◆ **Supplied records**:
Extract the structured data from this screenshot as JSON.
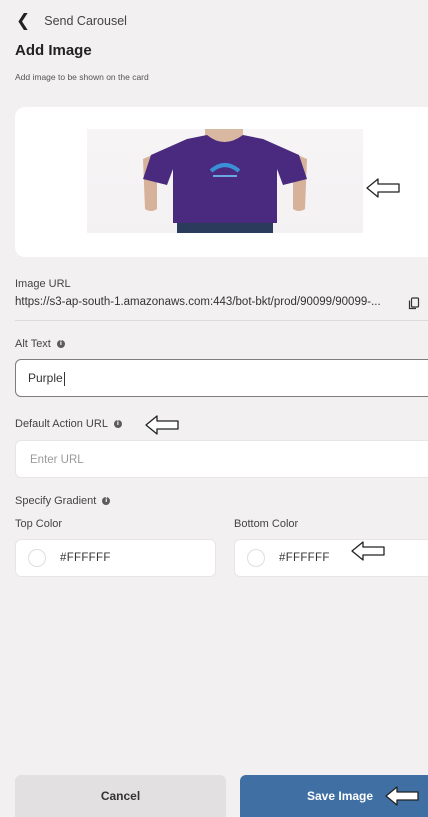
{
  "header": {
    "back_label": "Send Carousel",
    "title": "Add Image",
    "subtitle": "Add image to be shown on the card"
  },
  "image_url": {
    "label": "Image URL",
    "value": "https://s3-ap-south-1.amazonaws.com:443/bot-bkt/prod/90099/90099-..."
  },
  "alt_text": {
    "label": "Alt Text",
    "value": "Purple"
  },
  "default_action_url": {
    "label": "Default Action URL",
    "placeholder": "Enter URL"
  },
  "gradient": {
    "label": "Specify Gradient",
    "top": {
      "label": "Top Color",
      "value": "#FFFFFF"
    },
    "bottom": {
      "label": "Bottom Color",
      "value": "#FFFFFF"
    }
  },
  "footer": {
    "cancel_label": "Cancel",
    "save_label": "Save Image"
  },
  "colors": {
    "primary": "#3f6fa3",
    "background": "#f2f0f1",
    "shirt": "#4a2a7e"
  },
  "icons": [
    "chevron-left-icon",
    "info-icon",
    "copy-icon",
    "hint-arrow-icon",
    "color-swatch"
  ]
}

◆ **Task objective**: Copy all the lines of data exactly as they appear, dropping any images.

◆ **Worked solution**:
Extract the structured data from this screenshot as JSON.
{
  "header": {
    "back_label": "Send Carousel",
    "title": "Add Image",
    "subtitle": "Add image to be shown on the card"
  },
  "image_url": {
    "label": "Image URL",
    "value": "https://s3-ap-south-1.amazonaws.com:443/bot-bkt/prod/90099/90099-..."
  },
  "alt_text": {
    "label": "Alt Text",
    "value": "Purple"
  },
  "default_action_url": {
    "label": "Default Action URL",
    "placeholder": "Enter URL"
  },
  "gradient": {
    "label": "Specify Gradient",
    "top": {
      "label": "Top Color",
      "value": "#FFFFFF"
    },
    "bottom": {
      "label": "Bottom Color",
      "value": "#FFFFFF"
    }
  },
  "footer": {
    "cancel_label": "Cancel",
    "save_label": "Save Image"
  },
  "colors": {
    "primary": "#3f6fa3",
    "background": "#f2f0f1",
    "shirt": "#4a2a7e"
  },
  "icons": [
    "chevron-left-icon",
    "info-icon",
    "copy-icon",
    "hint-arrow-icon",
    "color-swatch"
  ]
}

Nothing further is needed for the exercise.